**Prompt**
All lines in which the word "launch" occurs are to be extracted.

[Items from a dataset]
□ □ □ □ □

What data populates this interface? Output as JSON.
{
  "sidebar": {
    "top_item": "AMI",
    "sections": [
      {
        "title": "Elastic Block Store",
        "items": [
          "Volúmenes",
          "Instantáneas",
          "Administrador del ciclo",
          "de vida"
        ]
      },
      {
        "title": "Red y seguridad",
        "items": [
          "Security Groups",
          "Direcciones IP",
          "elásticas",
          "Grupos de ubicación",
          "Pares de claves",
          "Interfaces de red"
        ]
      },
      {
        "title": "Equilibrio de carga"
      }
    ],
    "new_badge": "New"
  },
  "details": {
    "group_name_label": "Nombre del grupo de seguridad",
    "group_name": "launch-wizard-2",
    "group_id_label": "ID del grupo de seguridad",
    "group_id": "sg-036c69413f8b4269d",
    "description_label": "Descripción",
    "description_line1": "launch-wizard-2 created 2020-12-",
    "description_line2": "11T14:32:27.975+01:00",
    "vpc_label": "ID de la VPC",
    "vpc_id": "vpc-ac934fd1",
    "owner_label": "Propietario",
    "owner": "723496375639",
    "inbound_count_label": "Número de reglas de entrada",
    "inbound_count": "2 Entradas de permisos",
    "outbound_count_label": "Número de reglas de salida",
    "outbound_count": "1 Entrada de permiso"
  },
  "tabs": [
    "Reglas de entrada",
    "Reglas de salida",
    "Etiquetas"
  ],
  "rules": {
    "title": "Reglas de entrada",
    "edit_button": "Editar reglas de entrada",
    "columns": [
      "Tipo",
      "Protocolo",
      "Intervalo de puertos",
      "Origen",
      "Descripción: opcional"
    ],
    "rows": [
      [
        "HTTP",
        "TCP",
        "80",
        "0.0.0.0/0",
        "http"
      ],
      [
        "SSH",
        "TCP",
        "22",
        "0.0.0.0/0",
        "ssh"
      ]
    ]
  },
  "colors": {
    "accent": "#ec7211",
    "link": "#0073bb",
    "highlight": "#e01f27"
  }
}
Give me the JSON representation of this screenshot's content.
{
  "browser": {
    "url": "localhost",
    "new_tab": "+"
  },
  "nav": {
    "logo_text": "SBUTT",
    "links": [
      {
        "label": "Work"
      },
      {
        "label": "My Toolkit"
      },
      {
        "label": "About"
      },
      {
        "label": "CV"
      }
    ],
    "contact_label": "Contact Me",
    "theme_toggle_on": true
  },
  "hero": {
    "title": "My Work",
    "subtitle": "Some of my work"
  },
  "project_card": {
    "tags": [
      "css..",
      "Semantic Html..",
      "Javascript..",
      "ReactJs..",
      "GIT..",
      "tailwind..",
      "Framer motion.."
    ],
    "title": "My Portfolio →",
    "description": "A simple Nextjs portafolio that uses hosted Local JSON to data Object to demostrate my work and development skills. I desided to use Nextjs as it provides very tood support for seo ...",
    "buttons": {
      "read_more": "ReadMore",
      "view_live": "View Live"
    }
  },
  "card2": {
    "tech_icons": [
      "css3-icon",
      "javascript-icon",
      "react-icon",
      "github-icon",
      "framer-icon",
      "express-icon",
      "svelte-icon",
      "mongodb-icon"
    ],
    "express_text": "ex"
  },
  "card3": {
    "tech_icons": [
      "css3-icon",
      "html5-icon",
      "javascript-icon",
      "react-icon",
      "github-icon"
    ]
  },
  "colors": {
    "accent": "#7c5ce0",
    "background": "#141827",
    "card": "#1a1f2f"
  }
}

□ □ □ □ □

**Task response**
    "group_name": "launch-wizard-2",
    "description_line1": "launch-wizard-2 created 2020-12-",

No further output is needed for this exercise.